What you will do: Locate the line that contains "Output the text content of this document." in the data that follows. Copy it and every subsequent line to the end, exactly, excluding pictures.

___ Working data ___

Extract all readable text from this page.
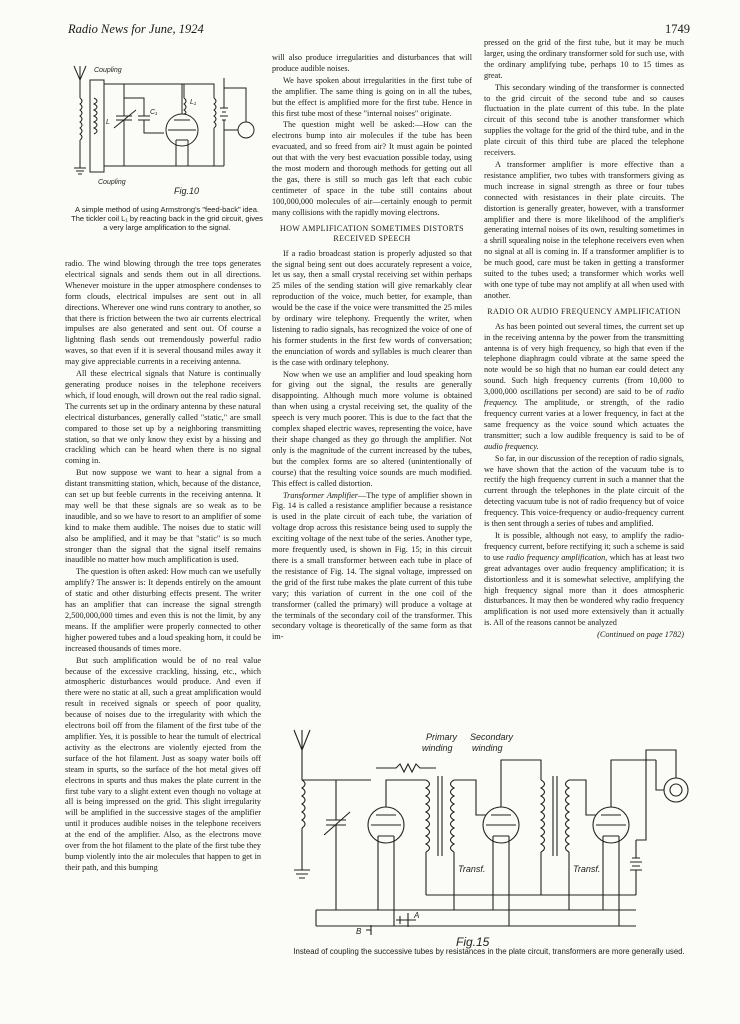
Radio News for June, 1924	1749
Coupling
Coupling
C₁
L₁
L
Fig.10
A simple method of using Armstrong's "feed-back" idea. The tickler coil L₁ by reacting back in the grid circuit, gives a very large amplification to the signal.

radio. The wind blowing through the tree tops generates electrical signals and sends them out in all directions. Whenever moisture in the upper atmosphere condenses to form clouds, electrical impulses are sent out in all directions. Wherever one wind runs contrary to another, so that there is friction between the two air currents electrical impulses are also generated and sent out. Of course a lightning flash sends out tremendously powerful radio waves, so that even if it is several thousand miles away it may give appreciable currents in a receiving antenna.

All these electrical signals that Nature is continually generating produce noises in the telephone receivers which, if loud enough, will drown out the real radio signal. The currents set up in the ordinary antenna by these natural electrical disturbances, generally called "static," are small compared to those set up by a neighboring transmitting station, so that we only know they exist by a hissing and crackling which can be heard when there is no signal coming in.

But now suppose we want to hear a signal from a distant transmitting station, which, because of the distance, can set up but feeble currents in the receiving antenna. It may well be that these signals are so weak as to be inaudible, and so we have to resort to an amplifier of some kind to make them audible. The noises due to static will also be amplified, and it may be that "static" is so much stronger than the signal that the signal itself remains inaudible no matter how much amplification is used.

The question is often asked: How much can we usefully amplify? The answer is: It depends entirely on the amount of static and other disturbing effects present. The writer has an amplifier that can increase the signal strength 2,500,000,000 times and even this is not the limit, by any means. If the amplifier were properly connected to other higher powered tubes and a loud speaking horn, it could be increased thousands of times more.

But such amplification would be of no real value because of the excessive crackling, hissing, etc., which atmospheric disturbances would produce. And even if there were no static at all, such a great amplification would result in received signals or speech of poor quality, because of noises due to the irregularity with which the electrons boil off from the filament of the first tube of the amplifier. Yes, it is possible to hear the tumult of electrical activity as the electrons are violently ejected from the surface of the hot filament. Just as soapy water boils off steam in spurts, so the surface of the hot metal gives off electrons in spurts and thus makes the plate current in the first tube vary to a slight extent even though no voltage at all is being impressed on the grid. This slight irregularity will be amplified in the successive stages of the amplifier until it produces audible noises in the telephone receivers at the end of the amplifier. Also, as the electrons move over from the hot filament to the plate of the first tube they bump violently into the air molecules that happen to get in their path, and this bumping

will also produce irregularities and disturbances that will produce audible noises.

We have spoken about irregularities in the first tube of the amplifier. The same thing is going on in all the tubes, but the effect is amplified more for the first tube. Hence in this first tube most of these "internal noises" originate.

The question might well be asked:—How can the electrons bump into air molecules if the tube has been evacuated, and so freed from air? It must again be pointed out that with the very best evacuation possible today, using the most modern and thorough methods for getting out all the gas, there is still so much gas left that each cubic centimeter of space in the tube still contains about 100,000,000 molecules of air—certainly enough to permit many collisions with the rapidly moving electrons.

HOW AMPLIFICATION SOMETIMES DISTORTS RECEIVED SPEECH

If a radio broadcast station is properly adjusted so that the signal being sent out does accurately represent a voice, let us say, then a small crystal receiving set within perhaps 25 miles of the sending station will give remarkably clear reproduction of the voice, much better, for example, than would be the case if the voice were transmitted the 25 miles by ordinary wire telephony. Frequently the writer, when listening to radio signals, has recognized the voice of one of his former students in the first few words of conversation; the enunciation of words and syllables is much clearer than is the case with ordinary telephony.

Now when we use an amplifier and loud speaking horn for giving out the signal, the results are generally disappointing. Although much more volume is obtained than when using a crystal receiving set, the quality of the speech is very much poorer. This is due to the fact that the complex shaped electric waves, representing the voice, have their shape changed as they go through the amplifier. Not only is the magnitude of the current increased by the tubes, but the complex forms are so altered (unintentionally of course) that the resulting voice sounds are much modified. This effect is called distortion.

Transformer Amplifier—The type of amplifier shown in Fig. 14 is called a resistance amplifier because a resistance is used in the plate circuit of each tube, the variation of voltage drop across this resistance being used to supply the exciting voltage of the next tube of the series. Another type, more frequently used, is shown in Fig. 15; in this circuit there is a small transformer between each tube in place of the resistance of Fig. 14. The signal voltage, impressed on the grid of the first tube makes the plate current of this tube vary; this variation of current in the one coil of the transformer (called the primary) will produce a voltage at the terminals of the secondary coil of the transformer. This secondary voltage is theoretically of the same form as that im-

pressed on the grid of the first tube, but it may be much larger, using the ordinary transformer sold for such use, with the ordinary amplifying tube, perhaps 10 to 15 times as great.

This secondary winding of the transformer is connected to the grid circuit of the second tube and so causes fluctuation in the plate current of this tube. In the plate circuit of this second tube is another transformer which supplies the voltage for the grid of the third tube, and in the plate circuit of this third tube are placed the telephone receivers.

A transformer amplifier is more effective than a resistance amplifier, two tubes with transformers giving as much increase in signal strength as three or four tubes connected with resistances in their plate circuits. The distortion is generally greater, however, with a transformer amplifier and there is more likelihood of the amplifier's generating internal noises of its own, resulting sometimes in a shrill squealing noise in the telephone receivers even when no signal at all is coming in. If a transformer amplifier is to be much good, care must be taken in getting a transformer suited to the tubes used; a transformer which works well with one type of tube may not amplify at all when used with another.

RADIO OR AUDIO FREQUENCY AMPLIFICATION

As has been pointed out several times, the current set up in the receiving antenna by the power from the transmitting antenna is of very high frequency, so high that even if the telephone diaphragm could vibrate at the same speed the note would be so high that no human ear could detect any sound. Such high frequency currents (from 10,000 to 3,000,000 oscillations per second) are said to be of radio frequency. The amplitude, or strength, of the radio frequency current varies at a lower frequency, in fact at the same frequency as the voice sound which actuates the transmitter; such a low audible frequency is said to be of audio frequency.

So far, in our discussion of the reception of radio signals, we have shown that the action of the vacuum tube is to rectify the high frequency current in such a manner that the current through the telephones in the plate circuit of the detecting vacuum tube is not of radio frequency but of voice frequency. This voice-frequency or audio-frequency current is then sent through a series of tubes and amplified.

It is possible, although not easy, to amplify the radio-frequency current, before rectifying it; such a scheme is said to use radio frequency amplification, which has at least two great advantages over audio frequency amplification; it is distortionless and it is somewhat selective, amplifying the high frequency signal more than it does atmospheric disturbances. It may then be wondered why radio frequency amplification is not used more extensively than it actually is. All of the reasons cannot be analyzed

(Continued on page 1782)

Primary
winding
Secondary
winding
Transf.	Transf.
A
B
Fig.15
Instead of coupling the successive tubes by resistances in the plate circuit, transformers are more generally used.
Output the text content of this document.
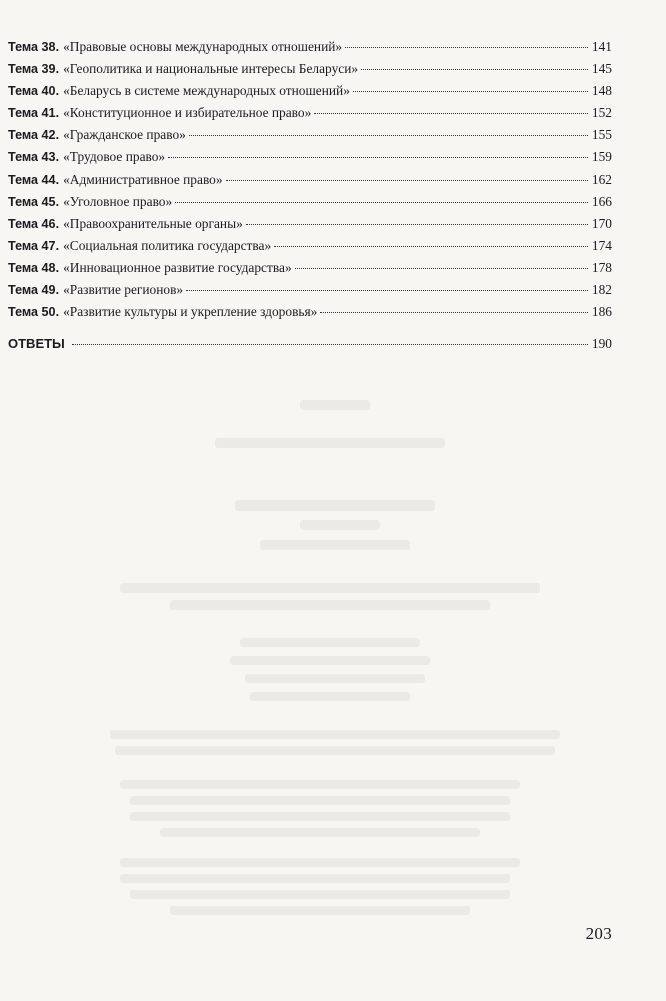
Тема 38. «Правовые основы международных отношений»	141
Тема 39. «Геополитика и национальные интересы Беларуси»	145
Тема 40. «Беларусь в системе международных отношений»	148
Тема 41. «Конституционное и избирательное право»	152
Тема 42. «Гражданское право»	155
Тема 43. «Трудовое право»	159
Тема 44. «Административное право»	162
Тема 45. «Уголовное право»	166
Тема 46. «Правоохранительные органы»	170
Тема 47. «Социальная политика государства»	174
Тема 48. «Инновационное развитие государства»	178
Тема 49. «Развитие регионов»	182
Тема 50. «Развитие культуры и укрепление здоровья»	186
ОТВЕТЫ	190
203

___

Written solution:
Output the text content of this document.
Тема 38. «Правовые основы международных отношений»	141
Тема 39. «Геополитика и национальные интересы Беларуси»	145
Тема 40. «Беларусь в системе международных отношений»	148
Тема 41. «Конституционное и избирательное право»	152
Тема 42. «Гражданское право»	155
Тема 43. «Трудовое право»	159
Тема 44. «Административное право»	162
Тема 45. «Уголовное право»	166
Тема 46. «Правоохранительные органы»	170
Тема 47. «Социальная политика государства»	174
Тема 48. «Инновационное развитие государства»	178
Тема 49. «Развитие регионов»	182
Тема 50. «Развитие культуры и укрепление здоровья»	186
ОТВЕТЫ	190
203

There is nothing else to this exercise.